ARTICLE —
-----
Bav{art]dage numéro 59
Bordeaux, CAPC musée d’Art Contemporain, 31 janvier 2016
Aller au CAPC de Bordeaux, c’ est toujours une expérience… sonore. Il y a les bribes de voix que l’on entend résonner dans la gigantesque nef de cet ancien entrepôt de » denrées » coloniales (on dit denrées par ne pas dire autre chose), il y a le bruit de la ventilation, on n’entend que lui dans le silence du lieu, il y a ce claquement de doigts que vient de faire une surveillante et qui résonne partout, et puis il y a le bruit de mes pas, qui tinte dans l’escalier comme si je portais des talons hauts.
Oh ! Là, ca ne sonne pas pareil. le sol est différent. Me voilà sur une sorte de gigantesque sol en contreplaqué, parsemé de bandes dorées.
« Ce n’est pas du contreplaqué, me chuchote une douce voix féminine, qui bien que faible, semble résonner dans toute la nef.
– Oh ?
– C’est du liège. Et sais-tu pourquoi c’est du liège ?
– Parce que c’est plus facile à modeler, peut-être ?
-----
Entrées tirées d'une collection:
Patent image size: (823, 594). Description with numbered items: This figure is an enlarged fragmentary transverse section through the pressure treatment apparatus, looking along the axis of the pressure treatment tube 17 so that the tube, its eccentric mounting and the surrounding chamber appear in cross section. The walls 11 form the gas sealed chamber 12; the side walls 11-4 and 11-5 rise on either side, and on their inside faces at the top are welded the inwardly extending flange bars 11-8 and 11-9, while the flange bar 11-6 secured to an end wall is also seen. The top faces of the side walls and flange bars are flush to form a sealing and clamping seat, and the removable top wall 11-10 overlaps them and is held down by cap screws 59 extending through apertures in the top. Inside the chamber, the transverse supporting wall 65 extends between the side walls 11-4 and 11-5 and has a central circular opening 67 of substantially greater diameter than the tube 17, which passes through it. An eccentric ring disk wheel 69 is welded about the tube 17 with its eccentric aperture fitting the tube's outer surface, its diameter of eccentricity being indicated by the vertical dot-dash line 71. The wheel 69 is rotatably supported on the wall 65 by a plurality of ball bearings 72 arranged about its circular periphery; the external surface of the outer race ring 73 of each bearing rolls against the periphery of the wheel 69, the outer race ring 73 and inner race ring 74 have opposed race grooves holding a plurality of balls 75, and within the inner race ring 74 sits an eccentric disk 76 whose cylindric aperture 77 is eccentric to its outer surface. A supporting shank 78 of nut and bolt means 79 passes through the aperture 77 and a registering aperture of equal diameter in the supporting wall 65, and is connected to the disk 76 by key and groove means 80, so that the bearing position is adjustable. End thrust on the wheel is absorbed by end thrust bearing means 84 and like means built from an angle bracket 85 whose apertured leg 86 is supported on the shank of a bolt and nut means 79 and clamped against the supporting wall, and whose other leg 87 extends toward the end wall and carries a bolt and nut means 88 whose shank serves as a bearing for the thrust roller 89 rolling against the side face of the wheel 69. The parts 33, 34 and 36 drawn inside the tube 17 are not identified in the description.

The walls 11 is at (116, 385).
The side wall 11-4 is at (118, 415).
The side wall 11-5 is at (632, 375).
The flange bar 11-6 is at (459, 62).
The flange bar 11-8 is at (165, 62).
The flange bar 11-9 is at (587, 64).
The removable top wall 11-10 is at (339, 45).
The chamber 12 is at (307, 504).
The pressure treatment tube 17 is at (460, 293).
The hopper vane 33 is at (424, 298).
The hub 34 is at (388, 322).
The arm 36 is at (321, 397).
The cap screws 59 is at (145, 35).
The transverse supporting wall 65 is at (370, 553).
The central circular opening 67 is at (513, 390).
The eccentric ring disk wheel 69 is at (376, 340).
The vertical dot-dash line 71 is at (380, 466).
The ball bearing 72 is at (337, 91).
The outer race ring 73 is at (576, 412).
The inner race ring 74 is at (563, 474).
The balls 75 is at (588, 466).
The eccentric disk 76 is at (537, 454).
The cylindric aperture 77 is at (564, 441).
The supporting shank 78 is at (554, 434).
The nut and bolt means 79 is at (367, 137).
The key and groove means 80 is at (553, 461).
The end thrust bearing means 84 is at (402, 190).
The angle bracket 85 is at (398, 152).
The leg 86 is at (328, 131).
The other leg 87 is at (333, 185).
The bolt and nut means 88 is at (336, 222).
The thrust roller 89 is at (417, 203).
-----
CONSIGNE —
Prolongez le récit de la visite au CAPC de Bordeaux en reprenant juste après sa dernière réplique.

RÉPONSE RÉDIGÉE —
– Pas du tout. Parce que dans cet entrepôt, il y a des dizaines d’années, on acheminait du liège.
– Comment ça ? Je ne te suis pas… »
Pour écouter la douce voix me parler, je me place au coeur de la Nef. Autour de moi, de petits tabourets gris sur des pieds métallisés, et des lampes, pas assez lumineuses pour tout éclairer, mais juste comme il faut pour poser une ambiance, moins fraîche dans ce lieu en pierre qu’à l’accoutumée. Et au plafond, perchée au-dessus de la nef, tendue par des cordes, un grand rideau de laiton.
« Que sais-tu de moi ? me demande l’oeuvre dans un murmure.
– Pas grand chose, à vrai dire. Enfin si, j’en crois l’immense panneau blanc là-bas, tu t’appelles « Le plan flexible », et tu es une oeuvre de Leonor Antunes.
– C’est un bon début. Ce qu’il faut que tu saches, c’est que Leonor, quand elle expose quelque part, crée toujours une oeuvre unique en fonction du lieu.
– Ah, ça je connais. Ce sont des oeuvres in situ. Crées pour une architecture particulière.
– Il ne s’agit pas que d’architecture, ici.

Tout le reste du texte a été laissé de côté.